- _WHAT THE TASK ASKS_: Tell how many lines in these records contain the string "Networks", with only the number as the reply.

- _MATERIAL FOR THE TASK_:
━━━━━━━━━━━━━━━━
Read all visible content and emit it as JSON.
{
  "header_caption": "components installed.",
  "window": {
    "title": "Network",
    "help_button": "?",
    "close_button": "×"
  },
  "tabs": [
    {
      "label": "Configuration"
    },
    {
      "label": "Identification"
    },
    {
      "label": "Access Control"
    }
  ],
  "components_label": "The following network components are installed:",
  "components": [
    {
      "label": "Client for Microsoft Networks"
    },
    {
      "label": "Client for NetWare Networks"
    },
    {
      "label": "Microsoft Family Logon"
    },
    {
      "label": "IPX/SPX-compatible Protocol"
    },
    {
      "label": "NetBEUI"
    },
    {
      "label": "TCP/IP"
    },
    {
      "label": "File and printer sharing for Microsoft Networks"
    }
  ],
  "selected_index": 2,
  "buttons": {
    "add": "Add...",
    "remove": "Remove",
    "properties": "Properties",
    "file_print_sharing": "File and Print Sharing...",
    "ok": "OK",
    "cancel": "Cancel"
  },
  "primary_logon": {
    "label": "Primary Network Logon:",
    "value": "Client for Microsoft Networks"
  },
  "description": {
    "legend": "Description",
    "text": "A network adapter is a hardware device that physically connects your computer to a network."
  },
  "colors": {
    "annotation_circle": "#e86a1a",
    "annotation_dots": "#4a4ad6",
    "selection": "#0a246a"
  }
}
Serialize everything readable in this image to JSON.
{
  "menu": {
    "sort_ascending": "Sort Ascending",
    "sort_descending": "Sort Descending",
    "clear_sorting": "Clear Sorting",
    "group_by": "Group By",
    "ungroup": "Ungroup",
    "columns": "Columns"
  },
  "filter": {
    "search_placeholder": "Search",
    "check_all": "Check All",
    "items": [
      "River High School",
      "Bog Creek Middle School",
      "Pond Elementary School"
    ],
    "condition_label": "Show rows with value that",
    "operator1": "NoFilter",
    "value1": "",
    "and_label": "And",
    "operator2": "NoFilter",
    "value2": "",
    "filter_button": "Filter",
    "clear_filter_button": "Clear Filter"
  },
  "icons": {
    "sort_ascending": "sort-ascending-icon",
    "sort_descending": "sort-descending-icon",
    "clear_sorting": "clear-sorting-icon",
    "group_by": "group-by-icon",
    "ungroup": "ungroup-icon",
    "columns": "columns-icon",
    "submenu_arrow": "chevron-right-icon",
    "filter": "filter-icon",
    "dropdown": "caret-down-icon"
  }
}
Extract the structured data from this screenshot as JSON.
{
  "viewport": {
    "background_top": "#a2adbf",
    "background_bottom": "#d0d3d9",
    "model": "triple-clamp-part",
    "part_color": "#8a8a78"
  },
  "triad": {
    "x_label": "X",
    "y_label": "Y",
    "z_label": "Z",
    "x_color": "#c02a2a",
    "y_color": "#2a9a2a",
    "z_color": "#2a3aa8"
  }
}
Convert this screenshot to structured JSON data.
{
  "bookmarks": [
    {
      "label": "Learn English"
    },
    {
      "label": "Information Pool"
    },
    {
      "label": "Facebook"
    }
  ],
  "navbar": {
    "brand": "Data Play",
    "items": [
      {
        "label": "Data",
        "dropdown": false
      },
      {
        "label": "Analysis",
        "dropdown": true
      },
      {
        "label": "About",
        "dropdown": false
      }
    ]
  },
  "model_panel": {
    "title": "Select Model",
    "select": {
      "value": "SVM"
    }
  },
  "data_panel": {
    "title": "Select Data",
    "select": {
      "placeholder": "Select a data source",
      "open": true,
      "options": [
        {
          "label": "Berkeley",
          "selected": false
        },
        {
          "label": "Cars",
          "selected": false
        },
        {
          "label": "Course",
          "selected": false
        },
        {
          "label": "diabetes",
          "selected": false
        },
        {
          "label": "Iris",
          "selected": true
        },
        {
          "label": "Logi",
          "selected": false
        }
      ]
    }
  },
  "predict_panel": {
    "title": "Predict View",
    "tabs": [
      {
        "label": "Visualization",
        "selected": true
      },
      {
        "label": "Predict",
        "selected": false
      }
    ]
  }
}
━━━━━━━━━━━━━━━━
- _RESULT OF THIS EXERCISE_: 4